==== TASK MATERIAL ====

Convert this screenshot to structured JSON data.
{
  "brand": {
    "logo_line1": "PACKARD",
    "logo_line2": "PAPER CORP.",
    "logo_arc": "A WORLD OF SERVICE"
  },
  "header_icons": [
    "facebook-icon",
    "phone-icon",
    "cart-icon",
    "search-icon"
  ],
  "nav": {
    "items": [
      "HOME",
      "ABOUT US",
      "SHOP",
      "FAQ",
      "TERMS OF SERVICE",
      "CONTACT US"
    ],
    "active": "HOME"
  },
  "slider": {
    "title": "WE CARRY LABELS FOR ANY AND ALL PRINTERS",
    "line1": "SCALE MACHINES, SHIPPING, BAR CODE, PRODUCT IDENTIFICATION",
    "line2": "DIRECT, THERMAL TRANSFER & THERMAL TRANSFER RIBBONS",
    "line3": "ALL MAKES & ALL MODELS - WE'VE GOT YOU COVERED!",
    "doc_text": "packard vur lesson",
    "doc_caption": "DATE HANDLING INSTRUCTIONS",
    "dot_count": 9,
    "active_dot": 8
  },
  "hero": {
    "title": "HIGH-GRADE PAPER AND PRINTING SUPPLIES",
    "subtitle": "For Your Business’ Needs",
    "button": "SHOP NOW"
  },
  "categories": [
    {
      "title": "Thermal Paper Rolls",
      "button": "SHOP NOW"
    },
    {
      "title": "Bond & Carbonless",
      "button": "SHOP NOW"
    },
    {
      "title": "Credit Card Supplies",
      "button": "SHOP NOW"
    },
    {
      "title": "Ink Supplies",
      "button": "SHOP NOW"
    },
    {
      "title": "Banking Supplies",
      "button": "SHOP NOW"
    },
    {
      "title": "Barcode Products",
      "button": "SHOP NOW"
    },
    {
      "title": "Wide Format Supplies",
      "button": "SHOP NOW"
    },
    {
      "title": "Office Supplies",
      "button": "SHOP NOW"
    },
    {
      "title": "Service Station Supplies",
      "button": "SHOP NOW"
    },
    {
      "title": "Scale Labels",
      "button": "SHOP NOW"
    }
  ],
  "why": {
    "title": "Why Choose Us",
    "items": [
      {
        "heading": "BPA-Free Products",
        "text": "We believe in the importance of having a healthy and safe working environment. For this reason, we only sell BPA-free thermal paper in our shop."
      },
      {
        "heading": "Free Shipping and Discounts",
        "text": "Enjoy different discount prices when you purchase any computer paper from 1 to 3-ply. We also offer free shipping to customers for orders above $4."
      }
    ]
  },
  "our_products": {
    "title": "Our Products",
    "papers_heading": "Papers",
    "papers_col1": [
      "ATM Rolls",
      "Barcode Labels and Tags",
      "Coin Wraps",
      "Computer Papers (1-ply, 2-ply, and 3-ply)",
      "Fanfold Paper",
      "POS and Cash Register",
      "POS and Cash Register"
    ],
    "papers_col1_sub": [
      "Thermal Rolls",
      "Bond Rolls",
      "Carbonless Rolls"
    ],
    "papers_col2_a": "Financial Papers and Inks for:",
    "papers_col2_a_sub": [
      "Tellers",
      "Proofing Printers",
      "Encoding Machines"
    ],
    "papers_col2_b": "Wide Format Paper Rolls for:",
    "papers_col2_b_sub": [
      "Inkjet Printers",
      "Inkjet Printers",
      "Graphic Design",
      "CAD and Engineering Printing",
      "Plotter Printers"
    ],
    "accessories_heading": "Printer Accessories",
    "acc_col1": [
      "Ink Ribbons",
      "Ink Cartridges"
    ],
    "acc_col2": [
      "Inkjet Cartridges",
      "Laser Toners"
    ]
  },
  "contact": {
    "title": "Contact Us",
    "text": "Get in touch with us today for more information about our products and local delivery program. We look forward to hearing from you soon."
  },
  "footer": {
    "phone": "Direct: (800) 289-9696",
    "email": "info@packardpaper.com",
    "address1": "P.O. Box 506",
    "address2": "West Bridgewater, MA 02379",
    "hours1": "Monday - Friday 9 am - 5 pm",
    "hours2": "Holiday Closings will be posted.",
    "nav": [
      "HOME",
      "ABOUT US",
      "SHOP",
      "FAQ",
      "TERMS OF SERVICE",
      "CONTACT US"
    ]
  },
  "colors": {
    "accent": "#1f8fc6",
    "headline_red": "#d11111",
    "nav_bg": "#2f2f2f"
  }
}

====

- [EXERCISE DIRECTIONS] Retype the whole listing, matching it exactly.

- [THE REPLY]
Convert this screenshot to structured JSON data.
{
  "brand": {
    "logo_line1": "PACKARD",
    "logo_line2": "PAPER CORP.",
    "logo_arc": "A WORLD OF SERVICE"
  },
  "header_icons": [
    "facebook-icon",
    "phone-icon",
    "cart-icon",
    "search-icon"
  ],
  "nav": {
    "items": [
      "HOME",
      "ABOUT US",
      "SHOP",
      "FAQ",
      "TERMS OF SERVICE",
      "CONTACT US"
    ],
    "active": "HOME"
  },
  "slider": {
    "title": "WE CARRY LABELS FOR ANY AND ALL PRINTERS",
    "line1": "SCALE MACHINES, SHIPPING, BAR CODE, PRODUCT IDENTIFICATION",
    "line2": "DIRECT, THERMAL TRANSFER & THERMAL TRANSFER RIBBONS",
    "line3": "ALL MAKES & ALL MODELS - WE'VE GOT YOU COVERED!",
    "doc_text": "packard vur lesson",
    "doc_caption": "DATE HANDLING INSTRUCTIONS",
    "dot_count": 9,
    "active_dot": 8
  },
  "hero": {
    "title": "HIGH-GRADE PAPER AND PRINTING SUPPLIES",
    "subtitle": "For Your Business’ Needs",
    "button": "SHOP NOW"
  },
  "categories": [
    {
      "title": "Thermal Paper Rolls",
      "button": "SHOP NOW"
    },
    {
      "title": "Bond & Carbonless",
      "button": "SHOP NOW"
    },
    {
      "title": "Credit Card Supplies",
      "button": "SHOP NOW"
    },
    {
      "title": "Ink Supplies",
      "button": "SHOP NOW"
    },
    {
      "title": "Banking Supplies",
      "button": "SHOP NOW"
    },
    {
      "title": "Barcode Products",
      "button": "SHOP NOW"
    },
    {
      "title": "Wide Format Supplies",
      "button": "SHOP NOW"
    },
    {
      "title": "Office Supplies",
      "button": "SHOP NOW"
    },
    {
      "title": "Service Station Supplies",
      "button": "SHOP NOW"
    },
    {
      "title": "Scale Labels",
      "button": "SHOP NOW"
    }
  ],
  "why": {
    "title": "Why Choose Us",
    "items": [
      {
        "heading": "BPA-Free Products",
        "text": "We believe in the importance of having a healthy and safe working environment. For this reason, we only sell BPA-free thermal paper in our shop."
      },
      {
        "heading": "Free Shipping and Discounts",
        "text": "Enjoy different discount prices when you purchase any computer paper from 1 to 3-ply. We also offer free shipping to customers for orders above $4."
      }
    ]
  },
  "our_products": {
    "title": "Our Products",
    "papers_heading": "Papers",
    "papers_col1": [
      "ATM Rolls",
      "Barcode Labels and Tags",
      "Coin Wraps",
      "Computer Papers (1-ply, 2-ply, and 3-ply)",
      "Fanfold Paper",
      "POS and Cash Register",
      "POS and Cash Register"
    ],
    "papers_col1_sub": [
      "Thermal Rolls",
      "Bond Rolls",
      "Carbonless Rolls"
    ],
    "papers_col2_a": "Financial Papers and Inks for:",
    "papers_col2_a_sub": [
      "Tellers",
      "Proofing Printers",
      "Encoding Machines"
    ],
    "papers_col2_b": "Wide Format Paper Rolls for:",
    "papers_col2_b_sub": [
      "Inkjet Printers",
      "Inkjet Printers",
      "Graphic Design",
      "CAD and Engineering Printing",
      "Plotter Printers"
    ],
    "accessories_heading": "Printer Accessories",
    "acc_col1": [
      "Ink Ribbons",
      "Ink Cartridges"
    ],
    "acc_col2": [
      "Inkjet Cartridges",
      "Laser Toners"
    ]
  },
  "contact": {
    "title": "Contact Us",
    "text": "Get in touch with us today for more information about our products and local delivery program. We look forward to hearing from you soon."
  },
  "footer": {
    "phone": "Direct: (800) 289-9696",
    "email": "info@packardpaper.com",
    "address1": "P.O. Box 506",
    "address2": "West Bridgewater, MA 02379",
    "hours1": "Monday - Friday 9 am - 5 pm",
    "hours2": "Holiday Closings will be posted.",
    "nav": [
      "HOME",
      "ABOUT US",
      "SHOP",
      "FAQ",
      "TERMS OF SERVICE",
      "CONTACT US"
    ]
  },
  "colors": {
    "accent": "#1f8fc6",
    "headline_red": "#d11111",
    "nav_bg": "#2f2f2f"
  }
}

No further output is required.